Write out all the material exactly. Leave nothing out.

>> Begin

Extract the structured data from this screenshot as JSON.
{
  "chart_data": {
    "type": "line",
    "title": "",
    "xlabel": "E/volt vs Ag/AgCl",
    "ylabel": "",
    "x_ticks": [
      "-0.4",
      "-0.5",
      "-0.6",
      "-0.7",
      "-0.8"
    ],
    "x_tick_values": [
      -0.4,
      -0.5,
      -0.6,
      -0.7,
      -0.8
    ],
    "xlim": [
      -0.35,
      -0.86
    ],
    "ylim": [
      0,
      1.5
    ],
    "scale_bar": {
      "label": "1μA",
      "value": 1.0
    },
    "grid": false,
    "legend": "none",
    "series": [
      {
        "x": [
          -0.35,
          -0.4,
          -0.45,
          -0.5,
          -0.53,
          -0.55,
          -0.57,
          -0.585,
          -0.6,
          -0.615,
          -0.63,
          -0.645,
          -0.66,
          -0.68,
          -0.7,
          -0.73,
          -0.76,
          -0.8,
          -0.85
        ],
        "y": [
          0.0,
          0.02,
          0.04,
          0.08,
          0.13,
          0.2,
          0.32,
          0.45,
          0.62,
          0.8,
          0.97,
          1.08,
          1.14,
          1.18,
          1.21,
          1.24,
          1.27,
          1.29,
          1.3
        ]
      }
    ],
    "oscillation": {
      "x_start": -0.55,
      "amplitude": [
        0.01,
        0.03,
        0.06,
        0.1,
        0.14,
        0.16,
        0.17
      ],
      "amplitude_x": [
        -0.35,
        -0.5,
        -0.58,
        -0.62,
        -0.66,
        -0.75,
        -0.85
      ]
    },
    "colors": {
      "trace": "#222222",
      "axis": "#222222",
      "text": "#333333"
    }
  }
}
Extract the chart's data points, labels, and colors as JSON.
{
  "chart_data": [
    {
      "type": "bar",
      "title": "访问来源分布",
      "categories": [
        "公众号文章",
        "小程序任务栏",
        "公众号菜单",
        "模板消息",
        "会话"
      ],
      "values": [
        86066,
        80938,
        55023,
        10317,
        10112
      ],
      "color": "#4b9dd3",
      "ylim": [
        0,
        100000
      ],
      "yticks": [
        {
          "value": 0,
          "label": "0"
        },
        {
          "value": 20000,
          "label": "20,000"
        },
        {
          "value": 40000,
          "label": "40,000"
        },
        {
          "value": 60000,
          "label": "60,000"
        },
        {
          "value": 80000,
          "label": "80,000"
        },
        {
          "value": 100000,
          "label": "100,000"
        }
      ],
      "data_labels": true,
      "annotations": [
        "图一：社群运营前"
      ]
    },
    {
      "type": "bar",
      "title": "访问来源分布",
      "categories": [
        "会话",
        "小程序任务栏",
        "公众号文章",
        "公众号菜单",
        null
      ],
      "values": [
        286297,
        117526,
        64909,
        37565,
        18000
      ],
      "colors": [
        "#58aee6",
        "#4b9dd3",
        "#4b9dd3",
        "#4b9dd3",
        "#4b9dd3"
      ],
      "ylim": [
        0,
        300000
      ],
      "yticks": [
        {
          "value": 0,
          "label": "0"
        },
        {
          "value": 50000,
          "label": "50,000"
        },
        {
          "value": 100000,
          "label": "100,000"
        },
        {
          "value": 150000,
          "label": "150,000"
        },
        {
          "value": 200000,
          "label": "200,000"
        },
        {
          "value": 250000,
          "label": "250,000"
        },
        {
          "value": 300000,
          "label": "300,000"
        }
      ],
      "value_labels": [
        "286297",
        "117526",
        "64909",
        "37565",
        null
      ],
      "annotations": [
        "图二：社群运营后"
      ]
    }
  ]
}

>> End

FULL RESPONSE:
Extract the structured data from this screenshot as JSON.
{
  "chart_data": {
    "type": "line",
    "title": "",
    "xlabel": "E/volt vs Ag/AgCl",
    "ylabel": "",
    "x_ticks": [
      "-0.4",
      "-0.5",
      "-0.6",
      "-0.7",
      "-0.8"
    ],
    "x_tick_values": [
      -0.4,
      -0.5,
      -0.6,
      -0.7,
      -0.8
    ],
    "xlim": [
      -0.35,
      -0.86
    ],
    "ylim": [
      0,
      1.5
    ],
    "scale_bar": {
      "label": "1μA",
      "value": 1.0
    },
    "grid": false,
    "legend": "none",
    "series": [
      {
        "x": [
          -0.35,
          -0.4,
          -0.45,
          -0.5,
          -0.53,
          -0.55,
          -0.57,
          -0.585,
          -0.6,
          -0.615,
          -0.63,
          -0.645,
          -0.66,
          -0.68,
          -0.7,
          -0.73,
          -0.76,
          -0.8,
          -0.85
        ],
        "y": [
          0.0,
          0.02,
          0.04,
          0.08,
          0.13,
          0.2,
          0.32,
          0.45,
          0.62,
          0.8,
          0.97,
          1.08,
          1.14,
          1.18,
          1.21,
          1.24,
          1.27,
          1.29,
          1.3
        ]
      }
    ],
    "oscillation": {
      "x_start": -0.55,
      "amplitude": [
        0.01,
        0.03,
        0.06,
        0.1,
        0.14,
        0.16,
        0.17
      ],
      "amplitude_x": [
        -0.35,
        -0.5,
        -0.58,
        -0.62,
        -0.66,
        -0.75,
        -0.85
      ]
    },
    "colors": {
      "trace": "#222222",
      "axis": "#222222",
      "text": "#333333"
    }
  }
}
Extract the chart's data points, labels, and colors as JSON.
{
  "chart_data": [
    {
      "type": "bar",
      "title": "访问来源分布",
      "categories": [
        "公众号文章",
        "小程序任务栏",
        "公众号菜单",
        "模板消息",
        "会话"
      ],
      "values": [
        86066,
        80938,
        55023,
        10317,
        10112
      ],
      "color": "#4b9dd3",
      "ylim": [
        0,
        100000
      ],
      "yticks": [
        {
          "value": 0,
          "label": "0"
        },
        {
          "value": 20000,
          "label": "20,000"
        },
        {
          "value": 40000,
          "label": "40,000"
        },
        {
          "value": 60000,
          "label": "60,000"
        },
        {
          "value": 80000,
          "label": "80,000"
        },
        {
          "value": 100000,
          "label": "100,000"
        }
      ],
      "data_labels": true,
      "annotations": [
        "图一：社群运营前"
      ]
    },
    {
      "type": "bar",
      "title": "访问来源分布",
      "categories": [
        "会话",
        "小程序任务栏",
        "公众号文章",
        "公众号菜单",
        null
      ],
      "values": [
        286297,
        117526,
        64909,
        37565,
        18000
      ],
      "colors": [
        "#58aee6",
        "#4b9dd3",
        "#4b9dd3",
        "#4b9dd3",
        "#4b9dd3"
      ],
      "ylim": [
        0,
        300000
      ],
      "yticks": [
        {
          "value": 0,
          "label": "0"
        },
        {
          "value": 50000,
          "label": "50,000"
        },
        {
          "value": 100000,
          "label": "100,000"
        },
        {
          "value": 150000,
          "label": "150,000"
        },
        {
          "value": 200000,
          "label": "200,000"
        },
        {
          "value": 250000,
          "label": "250,000"
        },
        {
          "value": 300000,
          "label": "300,000"
        }
      ],
      "value_labels": [
        "286297",
        "117526",
        "64909",
        "37565",
        null
      ],
      "annotations": [
        "图二：社群运营后"
      ]
    }
  ]
}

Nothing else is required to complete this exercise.